/---

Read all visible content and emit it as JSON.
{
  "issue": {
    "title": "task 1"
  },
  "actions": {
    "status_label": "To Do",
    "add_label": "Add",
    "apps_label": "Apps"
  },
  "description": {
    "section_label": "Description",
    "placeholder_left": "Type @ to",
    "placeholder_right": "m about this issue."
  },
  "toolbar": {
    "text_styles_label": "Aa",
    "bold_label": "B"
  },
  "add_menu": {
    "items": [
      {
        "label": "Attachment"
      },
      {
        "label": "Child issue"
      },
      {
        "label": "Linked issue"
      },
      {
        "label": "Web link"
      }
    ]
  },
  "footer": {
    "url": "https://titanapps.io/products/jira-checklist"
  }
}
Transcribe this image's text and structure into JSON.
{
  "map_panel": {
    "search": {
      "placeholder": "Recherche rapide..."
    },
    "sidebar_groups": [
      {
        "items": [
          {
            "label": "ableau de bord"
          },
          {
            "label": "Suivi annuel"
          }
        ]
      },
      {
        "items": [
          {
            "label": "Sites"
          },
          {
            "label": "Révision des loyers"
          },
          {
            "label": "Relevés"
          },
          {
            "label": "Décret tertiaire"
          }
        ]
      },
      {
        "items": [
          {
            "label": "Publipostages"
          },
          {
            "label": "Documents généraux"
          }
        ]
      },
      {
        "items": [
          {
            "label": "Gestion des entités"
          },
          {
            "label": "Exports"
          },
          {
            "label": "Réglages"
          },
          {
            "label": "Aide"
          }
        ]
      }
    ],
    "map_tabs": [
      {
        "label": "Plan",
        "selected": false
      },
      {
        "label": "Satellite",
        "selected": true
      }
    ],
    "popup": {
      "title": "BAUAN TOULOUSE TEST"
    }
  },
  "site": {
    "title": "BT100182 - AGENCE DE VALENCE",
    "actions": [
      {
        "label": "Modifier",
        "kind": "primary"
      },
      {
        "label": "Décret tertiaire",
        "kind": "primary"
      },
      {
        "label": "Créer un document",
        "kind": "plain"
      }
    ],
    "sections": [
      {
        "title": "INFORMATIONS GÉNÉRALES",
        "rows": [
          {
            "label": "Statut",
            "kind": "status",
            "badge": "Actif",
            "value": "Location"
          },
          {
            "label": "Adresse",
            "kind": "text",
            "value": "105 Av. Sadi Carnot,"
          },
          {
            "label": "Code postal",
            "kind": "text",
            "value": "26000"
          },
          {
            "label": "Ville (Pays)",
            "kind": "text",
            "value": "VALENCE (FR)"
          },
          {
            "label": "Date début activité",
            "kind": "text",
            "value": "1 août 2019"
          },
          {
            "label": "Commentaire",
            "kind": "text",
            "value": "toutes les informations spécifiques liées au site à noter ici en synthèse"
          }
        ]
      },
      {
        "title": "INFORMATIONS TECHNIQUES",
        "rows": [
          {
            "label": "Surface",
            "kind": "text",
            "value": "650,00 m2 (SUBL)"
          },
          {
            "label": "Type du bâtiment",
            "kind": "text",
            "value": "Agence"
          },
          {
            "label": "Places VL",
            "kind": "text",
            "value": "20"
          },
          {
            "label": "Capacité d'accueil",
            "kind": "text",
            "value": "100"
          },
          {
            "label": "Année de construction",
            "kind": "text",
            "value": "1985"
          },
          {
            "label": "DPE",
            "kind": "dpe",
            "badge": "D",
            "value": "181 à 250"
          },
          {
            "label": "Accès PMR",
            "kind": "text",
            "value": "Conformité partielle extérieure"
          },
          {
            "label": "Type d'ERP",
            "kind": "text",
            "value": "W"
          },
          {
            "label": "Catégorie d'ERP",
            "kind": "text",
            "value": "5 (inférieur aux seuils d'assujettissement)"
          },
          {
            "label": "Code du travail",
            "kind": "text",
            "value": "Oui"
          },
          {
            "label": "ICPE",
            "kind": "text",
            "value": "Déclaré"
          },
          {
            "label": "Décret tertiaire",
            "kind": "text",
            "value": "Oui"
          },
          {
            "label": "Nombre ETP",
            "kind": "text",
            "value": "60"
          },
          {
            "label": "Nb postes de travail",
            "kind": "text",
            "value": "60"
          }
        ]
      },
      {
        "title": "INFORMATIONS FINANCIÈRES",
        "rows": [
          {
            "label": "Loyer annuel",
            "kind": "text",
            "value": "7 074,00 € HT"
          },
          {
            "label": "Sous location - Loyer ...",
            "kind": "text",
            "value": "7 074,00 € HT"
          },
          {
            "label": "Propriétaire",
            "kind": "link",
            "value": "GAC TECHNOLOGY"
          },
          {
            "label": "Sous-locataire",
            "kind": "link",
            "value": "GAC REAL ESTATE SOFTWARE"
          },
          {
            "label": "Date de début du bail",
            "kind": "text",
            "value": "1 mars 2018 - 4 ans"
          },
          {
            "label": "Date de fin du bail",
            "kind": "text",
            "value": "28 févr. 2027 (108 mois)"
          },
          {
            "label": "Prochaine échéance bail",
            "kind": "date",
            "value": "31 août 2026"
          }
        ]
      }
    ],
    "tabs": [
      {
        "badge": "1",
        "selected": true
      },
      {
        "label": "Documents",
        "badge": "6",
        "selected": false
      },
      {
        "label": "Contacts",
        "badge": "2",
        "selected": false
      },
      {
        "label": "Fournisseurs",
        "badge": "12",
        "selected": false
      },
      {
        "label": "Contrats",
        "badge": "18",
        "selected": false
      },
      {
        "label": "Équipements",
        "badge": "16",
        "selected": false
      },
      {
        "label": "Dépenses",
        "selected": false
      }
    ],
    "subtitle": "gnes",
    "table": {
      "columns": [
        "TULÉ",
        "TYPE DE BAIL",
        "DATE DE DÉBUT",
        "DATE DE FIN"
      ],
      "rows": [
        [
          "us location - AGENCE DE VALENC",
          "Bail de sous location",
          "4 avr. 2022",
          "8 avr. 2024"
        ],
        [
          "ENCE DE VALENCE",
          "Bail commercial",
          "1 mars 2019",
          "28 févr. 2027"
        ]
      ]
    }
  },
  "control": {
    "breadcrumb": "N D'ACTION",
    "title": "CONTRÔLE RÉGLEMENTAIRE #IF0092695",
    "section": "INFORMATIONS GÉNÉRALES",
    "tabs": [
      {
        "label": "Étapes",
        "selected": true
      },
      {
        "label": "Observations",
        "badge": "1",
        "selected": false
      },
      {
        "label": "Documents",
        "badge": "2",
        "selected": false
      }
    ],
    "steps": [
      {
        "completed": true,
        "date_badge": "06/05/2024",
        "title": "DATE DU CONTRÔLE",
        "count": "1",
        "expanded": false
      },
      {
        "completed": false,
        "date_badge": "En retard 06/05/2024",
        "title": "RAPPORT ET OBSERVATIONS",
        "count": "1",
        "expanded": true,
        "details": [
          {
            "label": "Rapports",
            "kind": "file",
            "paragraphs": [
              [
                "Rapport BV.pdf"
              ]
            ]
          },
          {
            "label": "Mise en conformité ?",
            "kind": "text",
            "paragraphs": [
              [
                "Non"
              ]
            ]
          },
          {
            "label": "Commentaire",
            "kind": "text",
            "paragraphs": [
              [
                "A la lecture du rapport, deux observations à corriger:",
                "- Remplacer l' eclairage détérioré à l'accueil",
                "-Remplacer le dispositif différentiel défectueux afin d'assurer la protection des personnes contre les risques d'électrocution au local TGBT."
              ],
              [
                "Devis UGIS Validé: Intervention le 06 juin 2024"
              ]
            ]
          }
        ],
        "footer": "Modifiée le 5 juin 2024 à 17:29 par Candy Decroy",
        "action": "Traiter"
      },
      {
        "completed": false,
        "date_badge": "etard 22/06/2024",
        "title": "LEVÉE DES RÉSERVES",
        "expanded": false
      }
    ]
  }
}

\---

■ **Brief**: Repeat the whole listing exactly, keeping every line intact.

■ **Solution to this task**:
Read all visible content and emit it as JSON.
{
  "issue": {
    "title": "task 1"
  },
  "actions": {
    "status_label": "To Do",
    "add_label": "Add",
    "apps_label": "Apps"
  },
  "description": {
    "section_label": "Description",
    "placeholder_left": "Type @ to",
    "placeholder_right": "m about this issue."
  },
  "toolbar": {
    "text_styles_label": "Aa",
    "bold_label": "B"
  },
  "add_menu": {
    "items": [
      {
        "label": "Attachment"
      },
      {
        "label": "Child issue"
      },
      {
        "label": "Linked issue"
      },
      {
        "label": "Web link"
      }
    ]
  },
  "footer": {
    "url": "https://titanapps.io/products/jira-checklist"
  }
}
Transcribe this image's text and structure into JSON.
{
  "map_panel": {
    "search": {
      "placeholder": "Recherche rapide..."
    },
    "sidebar_groups": [
      {
        "items": [
          {
            "label": "ableau de bord"
          },
          {
            "label": "Suivi annuel"
          }
        ]
      },
      {
        "items": [
          {
            "label": "Sites"
          },
          {
            "label": "Révision des loyers"
          },
          {
            "label": "Relevés"
          },
          {
            "label": "Décret tertiaire"
          }
        ]
      },
      {
        "items": [
          {
            "label": "Publipostages"
          },
          {
            "label": "Documents généraux"
          }
        ]
      },
      {
        "items": [
          {
            "label": "Gestion des entités"
          },
          {
            "label": "Exports"
          },
          {
            "label": "Réglages"
          },
          {
            "label": "Aide"
          }
        ]
      }
    ],
    "map_tabs": [
      {
        "label": "Plan",
        "selected": false
      },
      {
        "label": "Satellite",
        "selected": true
      }
    ],
    "popup": {
      "title": "BAUAN TOULOUSE TEST"
    }
  },
  "site": {
    "title": "BT100182 - AGENCE DE VALENCE",
    "actions": [
      {
        "label": "Modifier",
        "kind": "primary"
      },
      {
        "label": "Décret tertiaire",
        "kind": "primary"
      },
      {
        "label": "Créer un document",
        "kind": "plain"
      }
    ],
    "sections": [
      {
        "title": "INFORMATIONS GÉNÉRALES",
        "rows": [
          {
            "label": "Statut",
            "kind": "status",
            "badge": "Actif",
            "value": "Location"
          },
          {
            "label": "Adresse",
            "kind": "text",
            "value": "105 Av. Sadi Carnot,"
          },
          {
            "label": "Code postal",
            "kind": "text",
            "value": "26000"
          },
          {
            "label": "Ville (Pays)",
            "kind": "text",
            "value": "VALENCE (FR)"
          },
          {
            "label": "Date début activité",
            "kind": "text",
            "value": "1 août 2019"
          },
          {
            "label": "Commentaire",
            "kind": "text",
            "value": "toutes les informations spécifiques liées au site à noter ici en synthèse"
          }
        ]
      },
      {
        "title": "INFORMATIONS TECHNIQUES",
        "rows": [
          {
            "label": "Surface",
            "kind": "text",
            "value": "650,00 m2 (SUBL)"
          },
          {
            "label": "Type du bâtiment",
            "kind": "text",
            "value": "Agence"
          },
          {
            "label": "Places VL",
            "kind": "text",
            "value": "20"
          },
          {
            "label": "Capacité d'accueil",
            "kind": "text",
            "value": "100"
          },
          {
            "label": "Année de construction",
            "kind": "text",
            "value": "1985"
          },
          {
            "label": "DPE",
            "kind": "dpe",
            "badge": "D",
            "value": "181 à 250"
          },
          {
            "label": "Accès PMR",
            "kind": "text",
            "value": "Conformité partielle extérieure"
          },
          {
            "label": "Type d'ERP",
            "kind": "text",
            "value": "W"
          },
          {
            "label": "Catégorie d'ERP",
            "kind": "text",
            "value": "5 (inférieur aux seuils d'assujettissement)"
          },
          {
            "label": "Code du travail",
            "kind": "text",
            "value": "Oui"
          },
          {
            "label": "ICPE",
            "kind": "text",
            "value": "Déclaré"
          },
          {
            "label": "Décret tertiaire",
            "kind": "text",
            "value": "Oui"
          },
          {
            "label": "Nombre ETP",
            "kind": "text",
            "value": "60"
          },
          {
            "label": "Nb postes de travail",
            "kind": "text",
            "value": "60"
          }
        ]
      },
      {
        "title": "INFORMATIONS FINANCIÈRES",
        "rows": [
          {
            "label": "Loyer annuel",
            "kind": "text",
            "value": "7 074,00 € HT"
          },
          {
            "label": "Sous location - Loyer ...",
            "kind": "text",
            "value": "7 074,00 € HT"
          },
          {
            "label": "Propriétaire",
            "kind": "link",
            "value": "GAC TECHNOLOGY"
          },
          {
            "label": "Sous-locataire",
            "kind": "link",
            "value": "GAC REAL ESTATE SOFTWARE"
          },
          {
            "label": "Date de début du bail",
            "kind": "text",
            "value": "1 mars 2018 - 4 ans"
          },
          {
            "label": "Date de fin du bail",
            "kind": "text",
            "value": "28 févr. 2027 (108 mois)"
          },
          {
            "label": "Prochaine échéance bail",
            "kind": "date",
            "value": "31 août 2026"
          }
        ]
      }
    ],
    "tabs": [
      {
        "badge": "1",
        "selected": true
      },
      {
        "label": "Documents",
        "badge": "6",
        "selected": false
      },
      {
        "label": "Contacts",
        "badge": "2",
        "selected": false
      },
      {
        "label": "Fournisseurs",
        "badge": "12",
        "selected": false
      },
      {
        "label": "Contrats",
        "badge": "18",
        "selected": false
      },
      {
        "label": "Équipements",
        "badge": "16",
        "selected": false
      },
      {
        "label": "Dépenses",
        "selected": false
      }
    ],
    "subtitle": "gnes",
    "table": {
      "columns": [
        "TULÉ",
        "TYPE DE BAIL",
        "DATE DE DÉBUT",
        "DATE DE FIN"
      ],
      "rows": [
        [
          "us location - AGENCE DE VALENC",
          "Bail de sous location",
          "4 avr. 2022",
          "8 avr. 2024"
        ],
        [
          "ENCE DE VALENCE",
          "Bail commercial",
          "1 mars 2019",
          "28 févr. 2027"
        ]
      ]
    }
  },
  "control": {
    "breadcrumb": "N D'ACTION",
    "title": "CONTRÔLE RÉGLEMENTAIRE #IF0092695",
    "section": "INFORMATIONS GÉNÉRALES",
    "tabs": [
      {
        "label": "Étapes",
        "selected": true
      },
      {
        "label": "Observations",
        "badge": "1",
        "selected": false
      },
      {
        "label": "Documents",
        "badge": "2",
        "selected": false
      }
    ],
    "steps": [
      {
        "completed": true,
        "date_badge": "06/05/2024",
        "title": "DATE DU CONTRÔLE",
        "count": "1",
        "expanded": false
      },
      {
        "completed": false,
        "date_badge": "En retard 06/05/2024",
        "title": "RAPPORT ET OBSERVATIONS",
        "count": "1",
        "expanded": true,
        "details": [
          {
            "label": "Rapports",
            "kind": "file",
            "paragraphs": [
              [
                "Rapport BV.pdf"
              ]
            ]
          },
          {
            "label": "Mise en conformité ?",
            "kind": "text",
            "paragraphs": [
              [
                "Non"
              ]
            ]
          },
          {
            "label": "Commentaire",
            "kind": "text",
            "paragraphs": [
              [
                "A la lecture du rapport, deux observations à corriger:",
                "- Remplacer l' eclairage détérioré à l'accueil",
                "-Remplacer le dispositif différentiel défectueux afin d'assurer la protection des personnes contre les risques d'électrocution au local TGBT."
              ],
              [
                "Devis UGIS Validé: Intervention le 06 juin 2024"
              ]
            ]
          }
        ],
        "footer": "Modifiée le 5 juin 2024 à 17:29 par Candy Decroy",
        "action": "Traiter"
      },
      {
        "completed": false,
        "date_badge": "etard 22/06/2024",
        "title": "LEVÉE DES RÉSERVES",
        "expanded": false
      }
    ]
  }
}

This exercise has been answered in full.